[Aim of the task] Restate the whole listing exactly.

[Material to process]
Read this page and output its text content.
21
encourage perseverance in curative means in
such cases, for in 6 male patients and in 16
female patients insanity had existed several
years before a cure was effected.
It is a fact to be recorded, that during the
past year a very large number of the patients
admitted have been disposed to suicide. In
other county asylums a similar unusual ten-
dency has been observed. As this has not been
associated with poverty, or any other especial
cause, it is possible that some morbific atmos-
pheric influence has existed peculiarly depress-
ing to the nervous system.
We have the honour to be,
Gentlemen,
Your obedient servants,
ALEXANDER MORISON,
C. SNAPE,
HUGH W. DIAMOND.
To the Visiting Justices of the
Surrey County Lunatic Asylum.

[Response to this task]
Read this page and output its text content.
21
encourage perseverance in curative means in
such cases, for in 6 male patients and in 16
female patients insanity had existed several
years before a cure was effected.
It is a fact to be recorded, that during the
past year a very large number of the patients
admitted have been disposed to suicide. In
other county asylums a similar unusual ten-
dency has been observed. As this has not been
associated with poverty, or any other especial
cause, it is possible that some morbific atmos-
pheric influence has existed peculiarly depress-
ing to the nervous system.
We have the honour to be,
Gentlemen,
Your obedient servants,
ALEXANDER MORISON,
C. SNAPE,
HUGH W. DIAMOND.
To the Visiting Justices of the
Surrey County Lunatic Asylum.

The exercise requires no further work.